Scan the lines below for "this"; report the number of lines that contain it, and only that.
— START —
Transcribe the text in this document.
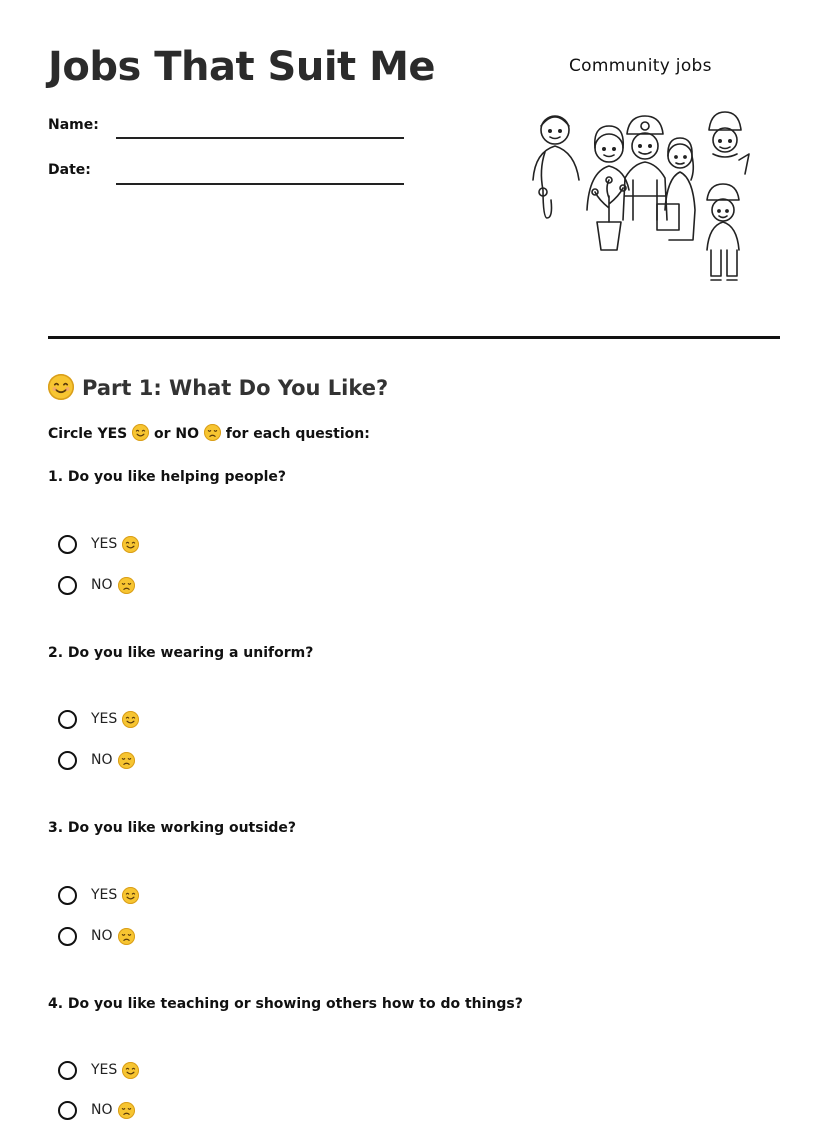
Jobs That Suit Me
Name:
Date:
Community jobs
Part 1: What Do You Like?
Circle YES or NO for each question:
1. Do you like helping people?
YES
NO
2. Do you like wearing a uniform?
YES
NO
3. Do you like working outside?
YES
NO
4. Do you like teaching or showing others how to do things?
YES
NO
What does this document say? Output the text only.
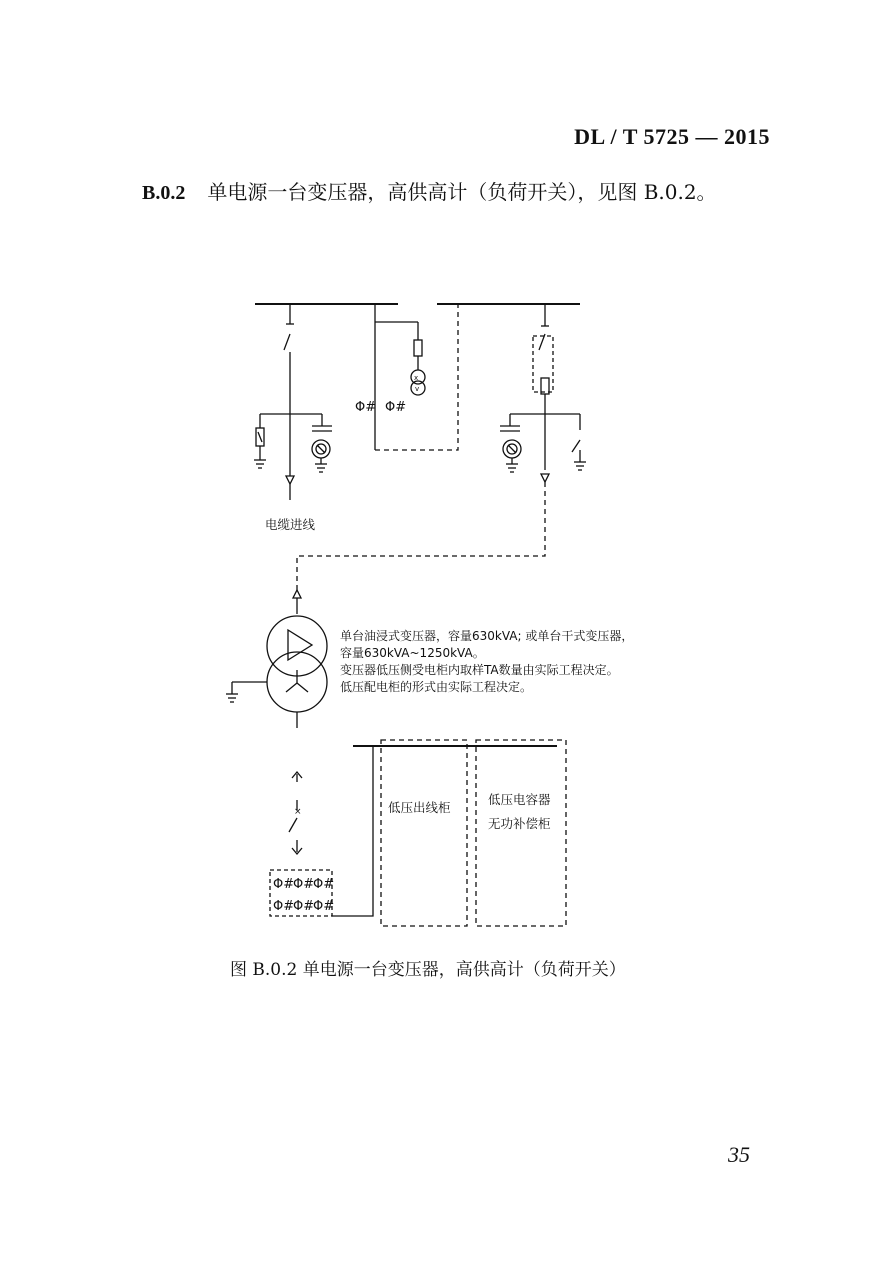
DL / T 5725 — 2015
B.0.2 单电源一台变压器，高供高计（负荷开关），见图 B.0.2。
x
v
Φ# Φ#
×
Φ#
Φ#
Φ#
Φ#
Φ#
Φ#
电缆进线
低压出线柜
低压电容器
无功补偿柜
单台油浸式变压器，容量630kVA; 或单台干式变压器，
容量630kVA~1250kVA。
变压器低压侧受电柜内取样TA数量由实际工程决定。
低压配电柜的形式由实际工程决定。
图 B.0.2 单电源一台变压器，高供高计（负荷开关）
35
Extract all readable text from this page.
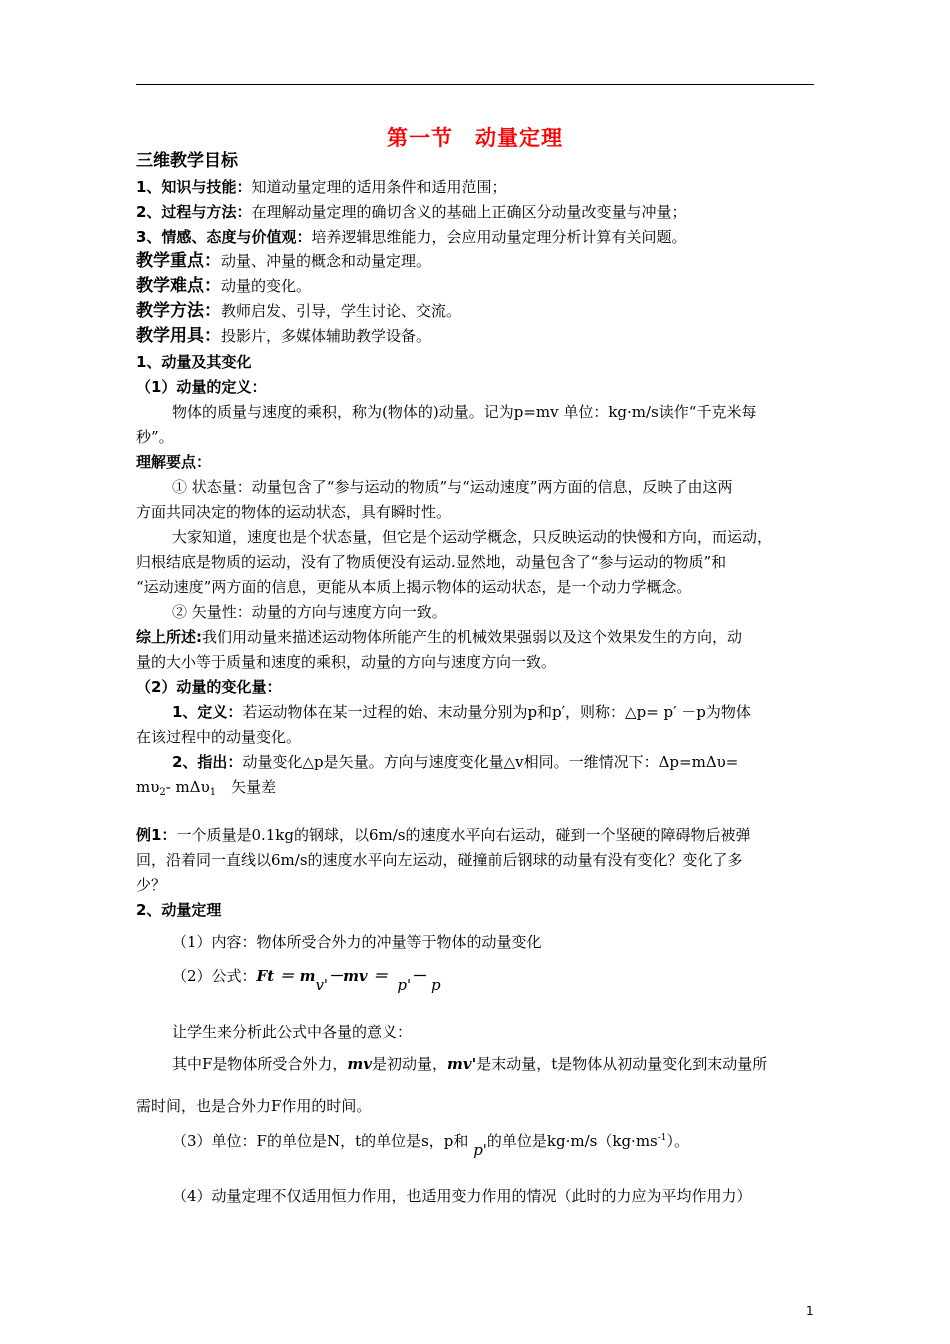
第一节　动量定理
三维教学目标
1、知识与技能：知道动量定理的适用条件和适用范围；
2、过程与方法：在理解动量定理的确切含义的基础上正确区分动量改变量与冲量；
3、情感、态度与价值观：培养逻辑思维能力，会应用动量定理分析计算有关问题。
教学重点：动量、冲量的概念和动量定理。
教学难点：动量的变化。
教学方法：教师启发、引导，学生讨论、交流。
教学用具：投影片，多媒体辅助教学设备。
1、动量及其变化
（1）动量的定义：
物体的质量与速度的乘积，称为(物体的)动量。记为p=mv 单位：kg·m/s读作“千克米每
秒”。
理解要点：
① 状态量：动量包含了“参与运动的物质”与“运动速度”两方面的信息，反映了由这两
方面共同决定的物体的运动状态，具有瞬时性。
大家知道，速度也是个状态量，但它是个运动学概念，只反映运动的快慢和方向，而运动，
归根结底是物质的运动，没有了物质便没有运动.显然地，动量包含了“参与运动的物质”和
“运动速度”两方面的信息，更能从本质上揭示物体的运动状态，是一个动力学概念。
② 矢量性：动量的方向与速度方向一致。
综上所述:我们用动量来描述运动物体所能产生的机械效果强弱以及这个效果发生的方向，动
量的大小等于质量和速度的乘积，动量的方向与速度方向一致。
（2）动量的变化量：
1、定义：若运动物体在某一过程的始、末动量分别为p和p′，则称：△p= p′ －p为物体
在该过程中的动量变化。
2、指出：动量变化△p是矢量。方向与速度变化量△v相同。一维情况下：Δp=mΔυ=
$m\upsilon_2-$ mΔυ$_1$　矢量差
例1：一个质量是0.1kg的钢球，以6m/s的速度水平向右运动，碰到一个坚硬的障碍物后被弹
回，沿着同一直线以6m/s的速度水平向左运动，碰撞前后钢球的动量有没有变化？变化了多
少？
2、动量定理
（1）内容：物体所受合外力的冲量等于物体的动量变化
（2）公式：Ft ＝ mv'－mv ＝ p'－ p
让学生来分析此公式中各量的意义：
其中F是物体所受合外力，mv是初动量，mv'是末动量，t是物体从初动量变化到末动量所
需时间，也是合外力F作用的时间。
（3）单位：F的单位是N，t的单位是s，p和 p'的单位是$kg\cdot m/s(kg\cdot ms^{-1})$。
（4）动量定理不仅适用恒力作用，也适用变力作用的情况（此时的力应为平均作用力）
1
— END —
> _Task answer_: 3